▶ **Records from a data source**:
+===+
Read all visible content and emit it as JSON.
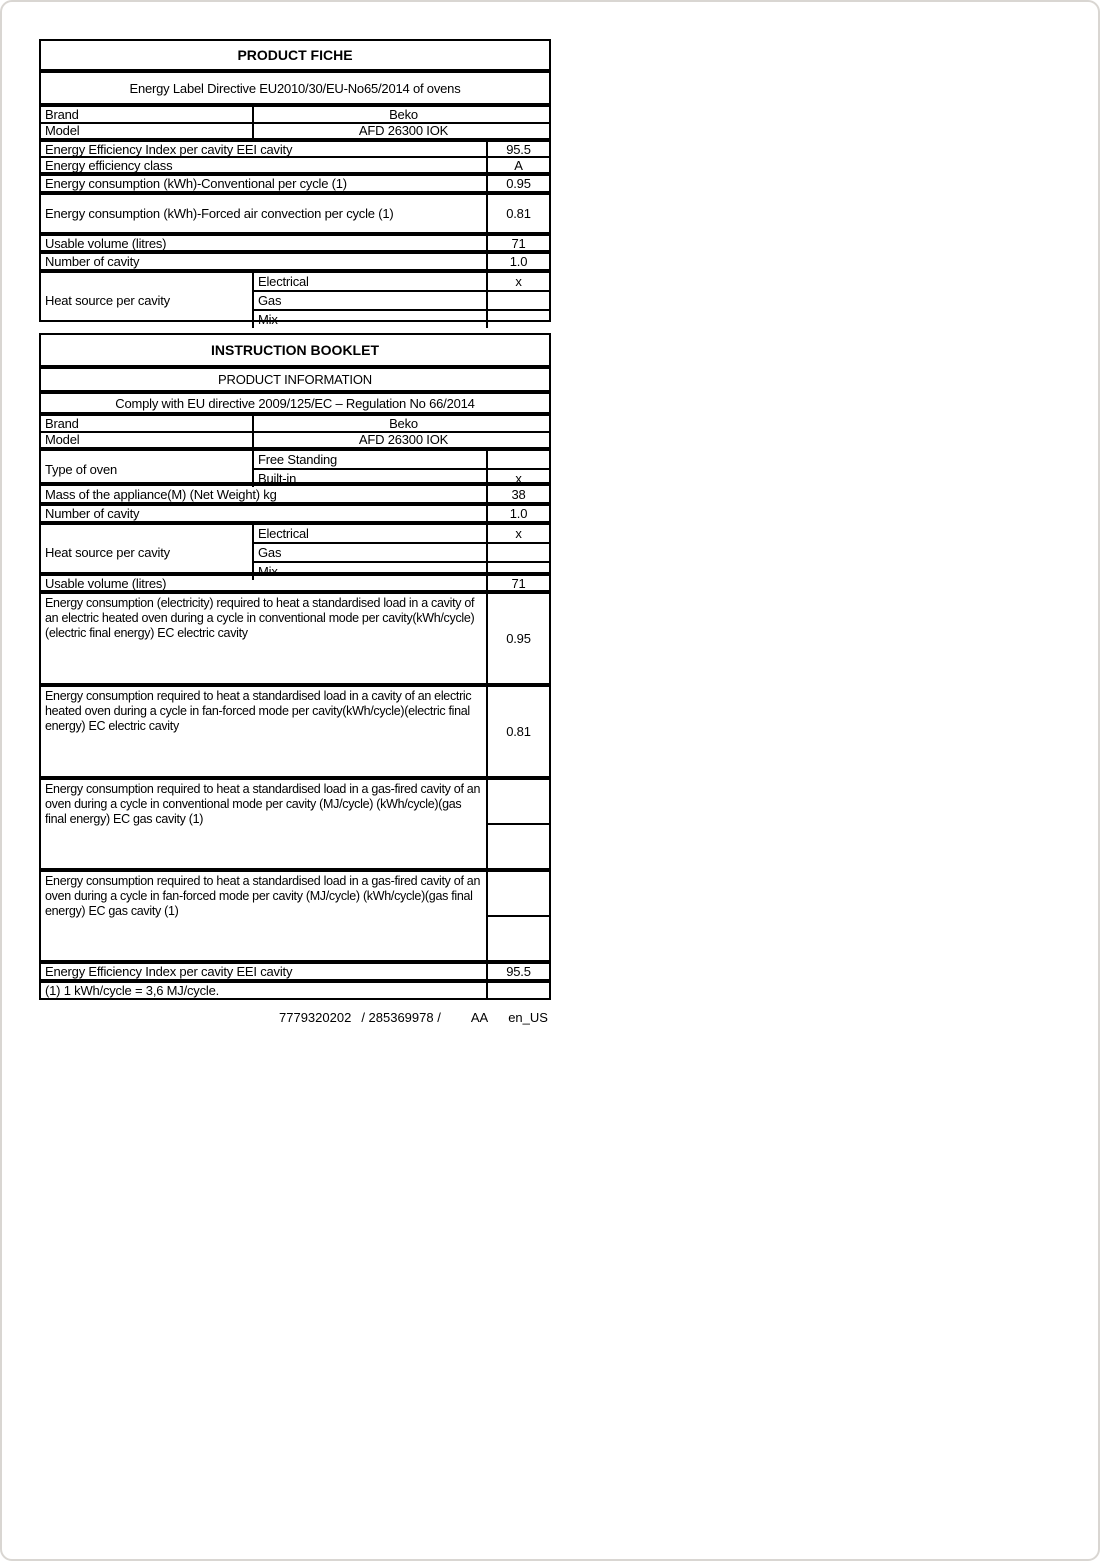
{
  "fiche": {
    "title": "PRODUCT FICHE",
    "directive": "Energy Label Directive EU2010/30/EU-No65/2014 of ovens",
    "brand": {
      "label": "Brand",
      "value": "Beko"
    },
    "model": {
      "label": "Model",
      "value": "AFD 26300 IOK"
    },
    "eei": {
      "label": "Energy Efficiency Index per cavity EEI cavity",
      "value": "95.5"
    },
    "efficiency_class": {
      "label": "Energy efficiency class",
      "value": "A"
    },
    "conventional": {
      "label": "Energy consumption (kWh)-Conventional per cycle (1)",
      "value": "0.95"
    },
    "forced_air": {
      "label": "Energy consumption (kWh)-Forced air convection per cycle (1)",
      "value": "0.81"
    },
    "volume": {
      "label": "Usable volume (litres)",
      "value": "71"
    },
    "cavity_count": {
      "label": "Number of cavity",
      "value": "1.0"
    },
    "heat_source": {
      "label": "Heat source per cavity",
      "options": [
        {
          "label": "Electrical",
          "value": "x"
        },
        {
          "label": "Gas",
          "value": ""
        },
        {
          "label": "Mix",
          "value": ""
        }
      ]
    }
  },
  "booklet": {
    "title": "INSTRUCTION BOOKLET",
    "subtitle": "PRODUCT INFORMATION",
    "directive": "Comply with EU directive 2009/125/EC – Regulation No 66/2014",
    "brand": {
      "label": "Brand",
      "value": "Beko"
    },
    "model": {
      "label": "Model",
      "value": "AFD 26300 IOK"
    },
    "oven_type": {
      "label": "Type of oven",
      "options": [
        {
          "label": "Free Standing",
          "value": ""
        },
        {
          "label": "Built-in",
          "value": "x"
        }
      ]
    },
    "mass": {
      "label": "Mass of the appliance(M) (Net Weight) kg",
      "value": "38"
    },
    "cavity_count": {
      "label": "Number of cavity",
      "value": "1.0"
    },
    "heat_source": {
      "label": "Heat source per cavity",
      "options": [
        {
          "label": "Electrical",
          "value": "x"
        },
        {
          "label": "Gas",
          "value": ""
        },
        {
          "label": "Mix",
          "value": ""
        }
      ]
    },
    "volume": {
      "label": "Usable volume (litres)",
      "value": "71"
    },
    "ec_electric_conventional": {
      "label": "Energy consumption (electricity) required to heat a standardised load in a cavity of an electric heated oven during a cycle in conventional mode per cavity(kWh/cycle)(electric final energy) EC electric cavity",
      "value": "0.95"
    },
    "ec_electric_fan": {
      "label": "Energy consumption required to heat a standardised load in a cavity of an electric heated oven during a cycle in fan-forced mode per cavity(kWh/cycle)(electric final energy) EC electric cavity",
      "value": "0.81"
    },
    "ec_gas_conventional": {
      "label": "Energy consumption required to heat a standardised load in a gas-fired cavity of an oven during a cycle in conventional mode per cavity (MJ/cycle) (kWh/cycle)(gas final energy) EC gas cavity (1)",
      "value": "",
      "value2": ""
    },
    "ec_gas_fan": {
      "label": "Energy consumption required to heat a standardised load in a gas-fired cavity of an oven during a cycle in fan-forced mode per cavity (MJ/cycle) (kWh/cycle)(gas final energy) EC gas cavity (1)",
      "value": "",
      "value2": ""
    },
    "eei": {
      "label": "Energy Efficiency Index per cavity EEI cavity",
      "value": "95.5"
    },
    "footnote": "(1) 1 kWh/cycle = 3,6 MJ/cycle."
  },
  "footer": {
    "code1": "7779320202",
    "code2": "/ 285369978 /",
    "revision": "AA",
    "language": "en_US"
  }
}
+===+
▶ **STATED GOAL**:
Pictures in the records above are left out; print everything else exactly as written.

▶ **COMPLETE RESPONSE**:
Read all visible content and emit it as JSON.
{
  "fiche": {
    "title": "PRODUCT FICHE",
    "directive": "Energy Label Directive EU2010/30/EU-No65/2014 of ovens",
    "brand": {
      "label": "Brand",
      "value": "Beko"
    },
    "model": {
      "label": "Model",
      "value": "AFD 26300 IOK"
    },
    "eei": {
      "label": "Energy Efficiency Index per cavity EEI cavity",
      "value": "95.5"
    },
    "efficiency_class": {
      "label": "Energy efficiency class",
      "value": "A"
    },
    "conventional": {
      "label": "Energy consumption (kWh)-Conventional per cycle (1)",
      "value": "0.95"
    },
    "forced_air": {
      "label": "Energy consumption (kWh)-Forced air convection per cycle (1)",
      "value": "0.81"
    },
    "volume": {
      "label": "Usable volume (litres)",
      "value": "71"
    },
    "cavity_count": {
      "label": "Number of cavity",
      "value": "1.0"
    },
    "heat_source": {
      "label": "Heat source per cavity",
      "options": [
        {
          "label": "Electrical",
          "value": "x"
        },
        {
          "label": "Gas",
          "value": ""
        },
        {
          "label": "Mix",
          "value": ""
        }
      ]
    }
  },
  "booklet": {
    "title": "INSTRUCTION BOOKLET",
    "subtitle": "PRODUCT INFORMATION",
    "directive": "Comply with EU directive 2009/125/EC – Regulation No 66/2014",
    "brand": {
      "label": "Brand",
      "value": "Beko"
    },
    "model": {
      "label": "Model",
      "value": "AFD 26300 IOK"
    },
    "oven_type": {
      "label": "Type of oven",
      "options": [
        {
          "label": "Free Standing",
          "value": ""
        },
        {
          "label": "Built-in",
          "value": "x"
        }
      ]
    },
    "mass": {
      "label": "Mass of the appliance(M) (Net Weight) kg",
      "value": "38"
    },
    "cavity_count": {
      "label": "Number of cavity",
      "value": "1.0"
    },
    "heat_source": {
      "label": "Heat source per cavity",
      "options": [
        {
          "label": "Electrical",
          "value": "x"
        },
        {
          "label": "Gas",
          "value": ""
        },
        {
          "label": "Mix",
          "value": ""
        }
      ]
    },
    "volume": {
      "label": "Usable volume (litres)",
      "value": "71"
    },
    "ec_electric_conventional": {
      "label": "Energy consumption (electricity) required to heat a standardised load in a cavity of an electric heated oven during a cycle in conventional mode per cavity(kWh/cycle)(electric final energy) EC electric cavity",
      "value": "0.95"
    },
    "ec_electric_fan": {
      "label": "Energy consumption required to heat a standardised load in a cavity of an electric heated oven during a cycle in fan-forced mode per cavity(kWh/cycle)(electric final energy) EC electric cavity",
      "value": "0.81"
    },
    "ec_gas_conventional": {
      "label": "Energy consumption required to heat a standardised load in a gas-fired cavity of an oven during a cycle in conventional mode per cavity (MJ/cycle) (kWh/cycle)(gas final energy) EC gas cavity (1)",
      "value": "",
      "value2": ""
    },
    "ec_gas_fan": {
      "label": "Energy consumption required to heat a standardised load in a gas-fired cavity of an oven during a cycle in fan-forced mode per cavity (MJ/cycle) (kWh/cycle)(gas final energy) EC gas cavity (1)",
      "value": "",
      "value2": ""
    },
    "eei": {
      "label": "Energy Efficiency Index per cavity EEI cavity",
      "value": "95.5"
    },
    "footnote": "(1) 1 kWh/cycle = 3,6 MJ/cycle."
  },
  "footer": {
    "code1": "7779320202",
    "code2": "/ 285369978 /",
    "revision": "AA",
    "language": "en_US"
  }
}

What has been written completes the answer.